Identify and reproduce every line holding the string "fried".
─── WORKING DATA ───
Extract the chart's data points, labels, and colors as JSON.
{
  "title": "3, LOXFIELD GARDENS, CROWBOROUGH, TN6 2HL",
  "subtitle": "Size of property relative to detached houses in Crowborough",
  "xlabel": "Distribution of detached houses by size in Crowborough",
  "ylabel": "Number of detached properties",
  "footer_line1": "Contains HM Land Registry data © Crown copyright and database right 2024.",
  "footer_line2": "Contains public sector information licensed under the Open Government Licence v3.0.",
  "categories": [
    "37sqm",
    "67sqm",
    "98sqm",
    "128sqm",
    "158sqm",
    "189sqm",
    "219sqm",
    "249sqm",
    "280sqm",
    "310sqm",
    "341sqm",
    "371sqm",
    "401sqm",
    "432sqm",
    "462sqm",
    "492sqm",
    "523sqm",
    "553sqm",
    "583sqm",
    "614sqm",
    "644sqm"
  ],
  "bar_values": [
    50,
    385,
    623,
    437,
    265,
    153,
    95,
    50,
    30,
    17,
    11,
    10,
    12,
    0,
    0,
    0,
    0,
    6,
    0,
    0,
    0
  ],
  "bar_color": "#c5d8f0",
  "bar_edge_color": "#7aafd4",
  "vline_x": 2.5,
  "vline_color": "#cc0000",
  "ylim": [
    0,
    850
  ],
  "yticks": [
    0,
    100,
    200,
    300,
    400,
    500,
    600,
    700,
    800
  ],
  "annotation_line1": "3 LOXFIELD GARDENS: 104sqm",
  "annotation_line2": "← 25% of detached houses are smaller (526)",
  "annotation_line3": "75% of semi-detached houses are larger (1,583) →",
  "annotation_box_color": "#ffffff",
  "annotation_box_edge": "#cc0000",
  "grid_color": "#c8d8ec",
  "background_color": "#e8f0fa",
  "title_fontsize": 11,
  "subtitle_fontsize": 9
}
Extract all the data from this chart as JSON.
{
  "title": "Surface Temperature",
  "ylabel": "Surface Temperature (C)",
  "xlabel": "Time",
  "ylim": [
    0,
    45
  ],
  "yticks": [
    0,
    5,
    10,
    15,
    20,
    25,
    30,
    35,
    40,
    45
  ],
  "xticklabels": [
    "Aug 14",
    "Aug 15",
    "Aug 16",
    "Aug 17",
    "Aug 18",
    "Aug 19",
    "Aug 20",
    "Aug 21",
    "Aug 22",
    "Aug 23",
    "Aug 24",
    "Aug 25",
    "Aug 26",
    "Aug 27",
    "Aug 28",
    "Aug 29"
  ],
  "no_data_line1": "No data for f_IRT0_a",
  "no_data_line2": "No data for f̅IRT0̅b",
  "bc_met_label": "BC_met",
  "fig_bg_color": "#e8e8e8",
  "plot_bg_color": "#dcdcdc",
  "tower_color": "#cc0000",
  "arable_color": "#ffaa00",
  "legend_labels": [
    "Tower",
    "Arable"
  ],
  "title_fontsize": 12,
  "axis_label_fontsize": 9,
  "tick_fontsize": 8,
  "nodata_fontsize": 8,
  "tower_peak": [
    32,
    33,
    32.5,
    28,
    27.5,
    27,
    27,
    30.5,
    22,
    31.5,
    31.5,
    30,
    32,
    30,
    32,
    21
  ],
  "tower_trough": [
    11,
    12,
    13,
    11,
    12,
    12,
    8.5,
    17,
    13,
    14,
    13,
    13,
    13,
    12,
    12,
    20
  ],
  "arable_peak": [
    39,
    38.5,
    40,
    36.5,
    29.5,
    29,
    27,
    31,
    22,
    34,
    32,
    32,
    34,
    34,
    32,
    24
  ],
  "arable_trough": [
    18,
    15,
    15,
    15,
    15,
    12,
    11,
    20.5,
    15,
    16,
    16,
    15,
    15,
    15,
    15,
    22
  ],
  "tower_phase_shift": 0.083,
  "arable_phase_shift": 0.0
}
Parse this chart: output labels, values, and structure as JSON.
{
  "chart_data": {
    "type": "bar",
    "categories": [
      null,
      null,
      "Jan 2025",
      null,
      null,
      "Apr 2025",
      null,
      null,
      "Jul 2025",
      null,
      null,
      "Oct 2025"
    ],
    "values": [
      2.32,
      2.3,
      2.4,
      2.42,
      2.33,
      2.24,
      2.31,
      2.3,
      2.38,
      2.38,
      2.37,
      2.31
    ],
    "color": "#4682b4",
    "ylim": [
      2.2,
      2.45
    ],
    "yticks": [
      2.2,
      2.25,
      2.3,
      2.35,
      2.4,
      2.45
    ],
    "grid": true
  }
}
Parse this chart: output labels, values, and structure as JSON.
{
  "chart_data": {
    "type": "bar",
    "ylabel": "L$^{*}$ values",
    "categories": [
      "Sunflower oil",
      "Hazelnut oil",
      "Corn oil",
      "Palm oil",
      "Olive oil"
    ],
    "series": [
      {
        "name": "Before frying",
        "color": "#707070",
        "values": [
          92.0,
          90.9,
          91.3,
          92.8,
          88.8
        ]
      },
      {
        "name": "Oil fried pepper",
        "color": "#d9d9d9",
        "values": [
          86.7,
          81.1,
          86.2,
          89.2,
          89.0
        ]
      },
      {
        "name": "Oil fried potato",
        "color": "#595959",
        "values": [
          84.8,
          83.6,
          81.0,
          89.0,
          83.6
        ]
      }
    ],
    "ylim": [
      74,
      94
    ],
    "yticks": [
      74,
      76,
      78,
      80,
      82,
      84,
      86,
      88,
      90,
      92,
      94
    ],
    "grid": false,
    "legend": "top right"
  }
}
───
**TASK SOLUTION:**
        "name": "Oil fried pepper",
        "name": "Oil fried potato",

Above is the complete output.